-- start of Material --

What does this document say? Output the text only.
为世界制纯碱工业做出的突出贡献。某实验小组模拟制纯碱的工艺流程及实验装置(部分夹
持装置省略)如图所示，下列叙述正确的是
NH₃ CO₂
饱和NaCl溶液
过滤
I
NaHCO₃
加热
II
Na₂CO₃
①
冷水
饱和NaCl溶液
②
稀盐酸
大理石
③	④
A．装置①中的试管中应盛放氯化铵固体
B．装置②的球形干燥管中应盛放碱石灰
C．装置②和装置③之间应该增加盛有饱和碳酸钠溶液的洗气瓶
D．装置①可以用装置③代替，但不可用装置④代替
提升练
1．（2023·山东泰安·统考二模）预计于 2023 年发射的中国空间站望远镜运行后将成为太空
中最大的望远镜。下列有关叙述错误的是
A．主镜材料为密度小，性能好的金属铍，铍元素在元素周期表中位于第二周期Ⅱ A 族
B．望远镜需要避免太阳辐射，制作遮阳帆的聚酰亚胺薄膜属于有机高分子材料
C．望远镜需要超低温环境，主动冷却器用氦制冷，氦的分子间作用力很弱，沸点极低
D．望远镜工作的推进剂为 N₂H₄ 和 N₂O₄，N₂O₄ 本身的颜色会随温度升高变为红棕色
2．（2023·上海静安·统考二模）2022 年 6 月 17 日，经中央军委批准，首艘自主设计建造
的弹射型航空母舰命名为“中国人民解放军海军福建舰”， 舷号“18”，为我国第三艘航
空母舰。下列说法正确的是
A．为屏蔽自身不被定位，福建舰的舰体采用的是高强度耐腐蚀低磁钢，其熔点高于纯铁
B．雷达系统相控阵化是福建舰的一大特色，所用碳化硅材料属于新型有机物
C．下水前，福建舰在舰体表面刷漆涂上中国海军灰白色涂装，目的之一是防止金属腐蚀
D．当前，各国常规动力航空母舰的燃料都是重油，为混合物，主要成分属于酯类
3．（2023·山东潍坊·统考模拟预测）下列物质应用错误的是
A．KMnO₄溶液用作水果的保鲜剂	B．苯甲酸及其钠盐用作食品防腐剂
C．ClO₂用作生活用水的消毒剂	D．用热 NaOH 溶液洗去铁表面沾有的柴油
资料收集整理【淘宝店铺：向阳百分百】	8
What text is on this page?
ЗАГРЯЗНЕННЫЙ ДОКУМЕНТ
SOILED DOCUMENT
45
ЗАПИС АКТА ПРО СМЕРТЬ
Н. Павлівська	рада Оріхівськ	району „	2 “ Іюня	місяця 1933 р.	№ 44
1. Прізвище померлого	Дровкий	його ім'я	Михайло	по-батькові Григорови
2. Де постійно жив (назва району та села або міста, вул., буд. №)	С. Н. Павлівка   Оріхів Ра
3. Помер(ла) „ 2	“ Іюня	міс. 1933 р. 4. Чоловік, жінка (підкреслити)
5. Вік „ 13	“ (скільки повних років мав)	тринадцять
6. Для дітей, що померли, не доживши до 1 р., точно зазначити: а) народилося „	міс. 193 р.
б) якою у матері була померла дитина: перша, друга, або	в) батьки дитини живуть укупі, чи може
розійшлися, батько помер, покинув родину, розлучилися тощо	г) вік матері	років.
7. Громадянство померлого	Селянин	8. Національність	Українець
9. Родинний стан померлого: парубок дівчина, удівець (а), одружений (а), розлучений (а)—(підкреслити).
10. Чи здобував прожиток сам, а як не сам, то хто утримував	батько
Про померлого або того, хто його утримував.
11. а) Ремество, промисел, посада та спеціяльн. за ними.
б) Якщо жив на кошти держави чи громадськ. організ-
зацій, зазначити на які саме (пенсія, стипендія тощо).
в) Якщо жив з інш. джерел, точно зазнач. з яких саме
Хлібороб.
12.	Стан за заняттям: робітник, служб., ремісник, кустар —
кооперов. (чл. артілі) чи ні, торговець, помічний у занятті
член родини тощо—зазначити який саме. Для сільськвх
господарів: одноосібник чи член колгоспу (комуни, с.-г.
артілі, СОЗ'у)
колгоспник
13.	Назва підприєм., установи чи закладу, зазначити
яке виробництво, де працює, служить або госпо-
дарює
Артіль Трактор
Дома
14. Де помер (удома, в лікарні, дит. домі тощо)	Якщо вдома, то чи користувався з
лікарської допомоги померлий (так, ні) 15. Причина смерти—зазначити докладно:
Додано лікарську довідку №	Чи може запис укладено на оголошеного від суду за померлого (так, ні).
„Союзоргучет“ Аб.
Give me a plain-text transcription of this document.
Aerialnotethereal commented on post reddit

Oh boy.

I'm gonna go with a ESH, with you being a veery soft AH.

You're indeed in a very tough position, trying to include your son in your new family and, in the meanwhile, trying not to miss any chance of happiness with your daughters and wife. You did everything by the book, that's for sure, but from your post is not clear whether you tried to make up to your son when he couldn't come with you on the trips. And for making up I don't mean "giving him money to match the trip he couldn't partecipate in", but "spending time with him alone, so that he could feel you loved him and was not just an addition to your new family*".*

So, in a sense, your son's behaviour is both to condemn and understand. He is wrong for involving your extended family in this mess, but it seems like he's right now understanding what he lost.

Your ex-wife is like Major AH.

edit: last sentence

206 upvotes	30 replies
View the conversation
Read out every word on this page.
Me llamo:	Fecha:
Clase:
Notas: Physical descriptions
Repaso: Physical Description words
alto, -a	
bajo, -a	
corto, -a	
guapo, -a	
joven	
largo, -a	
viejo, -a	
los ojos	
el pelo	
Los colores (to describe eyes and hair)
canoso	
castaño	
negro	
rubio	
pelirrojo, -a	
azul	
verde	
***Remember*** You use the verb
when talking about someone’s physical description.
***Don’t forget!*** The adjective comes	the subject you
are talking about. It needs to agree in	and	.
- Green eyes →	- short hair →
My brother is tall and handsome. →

-- end of Material --

Directive: Write the data from above out again, exactly.

Exercise response:
What does this document say? Output the text only.
为世界制纯碱工业做出的突出贡献。某实验小组模拟制纯碱的工艺流程及实验装置(部分夹
持装置省略)如图所示，下列叙述正确的是
NH₃ CO₂
饱和NaCl溶液
过滤
I
NaHCO₃
加热
II
Na₂CO₃
①
冷水
饱和NaCl溶液
②
稀盐酸
大理石
③	④
A．装置①中的试管中应盛放氯化铵固体
B．装置②的球形干燥管中应盛放碱石灰
C．装置②和装置③之间应该增加盛有饱和碳酸钠溶液的洗气瓶
D．装置①可以用装置③代替，但不可用装置④代替
提升练
1．（2023·山东泰安·统考二模）预计于 2023 年发射的中国空间站望远镜运行后将成为太空
中最大的望远镜。下列有关叙述错误的是
A．主镜材料为密度小，性能好的金属铍，铍元素在元素周期表中位于第二周期Ⅱ A 族
B．望远镜需要避免太阳辐射，制作遮阳帆的聚酰亚胺薄膜属于有机高分子材料
C．望远镜需要超低温环境，主动冷却器用氦制冷，氦的分子间作用力很弱，沸点极低
D．望远镜工作的推进剂为 N₂H₄ 和 N₂O₄，N₂O₄ 本身的颜色会随温度升高变为红棕色
2．（2023·上海静安·统考二模）2022 年 6 月 17 日，经中央军委批准，首艘自主设计建造
的弹射型航空母舰命名为“中国人民解放军海军福建舰”， 舷号“18”，为我国第三艘航
空母舰。下列说法正确的是
A．为屏蔽自身不被定位，福建舰的舰体采用的是高强度耐腐蚀低磁钢，其熔点高于纯铁
B．雷达系统相控阵化是福建舰的一大特色，所用碳化硅材料属于新型有机物
C．下水前，福建舰在舰体表面刷漆涂上中国海军灰白色涂装，目的之一是防止金属腐蚀
D．当前，各国常规动力航空母舰的燃料都是重油，为混合物，主要成分属于酯类
3．（2023·山东潍坊·统考模拟预测）下列物质应用错误的是
A．KMnO₄溶液用作水果的保鲜剂	B．苯甲酸及其钠盐用作食品防腐剂
C．ClO₂用作生活用水的消毒剂	D．用热 NaOH 溶液洗去铁表面沾有的柴油
资料收集整理【淘宝店铺：向阳百分百】	8
What text is on this page?
ЗАГРЯЗНЕННЫЙ ДОКУМЕНТ
SOILED DOCUMENT
45
ЗАПИС АКТА ПРО СМЕРТЬ
Н. Павлівська	рада Оріхівськ	району „	2 “ Іюня	місяця 1933 р.	№ 44
1. Прізвище померлого	Дровкий	його ім'я	Михайло	по-батькові Григорови
2. Де постійно жив (назва району та села або міста, вул., буд. №)	С. Н. Павлівка   Оріхів Ра
3. Помер(ла) „ 2	“ Іюня	міс. 1933 р. 4. Чоловік, жінка (підкреслити)
5. Вік „ 13	“ (скільки повних років мав)	тринадцять
6. Для дітей, що померли, не доживши до 1 р., точно зазначити: а) народилося „	міс. 193 р.
б) якою у матері була померла дитина: перша, друга, або	в) батьки дитини живуть укупі, чи може
розійшлися, батько помер, покинув родину, розлучилися тощо	г) вік матері	років.
7. Громадянство померлого	Селянин	8. Національність	Українець
9. Родинний стан померлого: парубок дівчина, удівець (а), одружений (а), розлучений (а)—(підкреслити).
10. Чи здобував прожиток сам, а як не сам, то хто утримував	батько
Про померлого або того, хто його утримував.
11. а) Ремество, промисел, посада та спеціяльн. за ними.
б) Якщо жив на кошти держави чи громадськ. організ-
зацій, зазначити на які саме (пенсія, стипендія тощо).
в) Якщо жив з інш. джерел, точно зазнач. з яких саме
Хлібороб.
12.	Стан за заняттям: робітник, служб., ремісник, кустар —
кооперов. (чл. артілі) чи ні, торговець, помічний у занятті
член родини тощо—зазначити який саме. Для сільськвх
господарів: одноосібник чи член колгоспу (комуни, с.-г.
артілі, СОЗ'у)
колгоспник
13.	Назва підприєм., установи чи закладу, зазначити
яке виробництво, де працює, служить або госпо-
дарює
Артіль Трактор
Дома
14. Де помер (удома, в лікарні, дит. домі тощо)	Якщо вдома, то чи користувався з
лікарської допомоги померлий (так, ні) 15. Причина смерти—зазначити докладно:
Додано лікарську довідку №	Чи може запис укладено на оголошеного від суду за померлого (так, ні).
„Союзоргучет“ Аб.
Give me a plain-text transcription of this document.
Aerialnotethereal commented on post reddit

Oh boy.

I'm gonna go with a ESH, with you being a veery soft AH.

You're indeed in a very tough position, trying to include your son in your new family and, in the meanwhile, trying not to miss any chance of happiness with your daughters and wife. You did everything by the book, that's for sure, but from your post is not clear whether you tried to make up to your son when he couldn't come with you on the trips. And for making up I don't mean "giving him money to match the trip he couldn't partecipate in", but "spending time with him alone, so that he could feel you loved him and was not just an addition to your new family*".*

So, in a sense, your son's behaviour is both to condemn and understand. He is wrong for involving your extended family in this mess, but it seems like he's right now understanding what he lost.

Your ex-wife is like Major AH.

edit: last sentence

206 upvotes	30 replies
View the conversation
Read out every word on this page.
Me llamo:	Fecha:
Clase:
Notas: Physical descriptions
Repaso: Physical Description words
alto, -a	
bajo, -a	
corto, -a	
guapo, -a	
joven	
largo, -a	
viejo, -a	
los ojos	
el pelo	
Los colores (to describe eyes and hair)
canoso	
castaño	
negro	
rubio	
pelirrojo, -a	
azul	
verde	
***Remember*** You use the verb
when talking about someone’s physical description.
***Don’t forget!*** The adjective comes	the subject you
are talking about. It needs to agree in	and	.
- Green eyes →	- short hair →
My brother is tall and handsome. →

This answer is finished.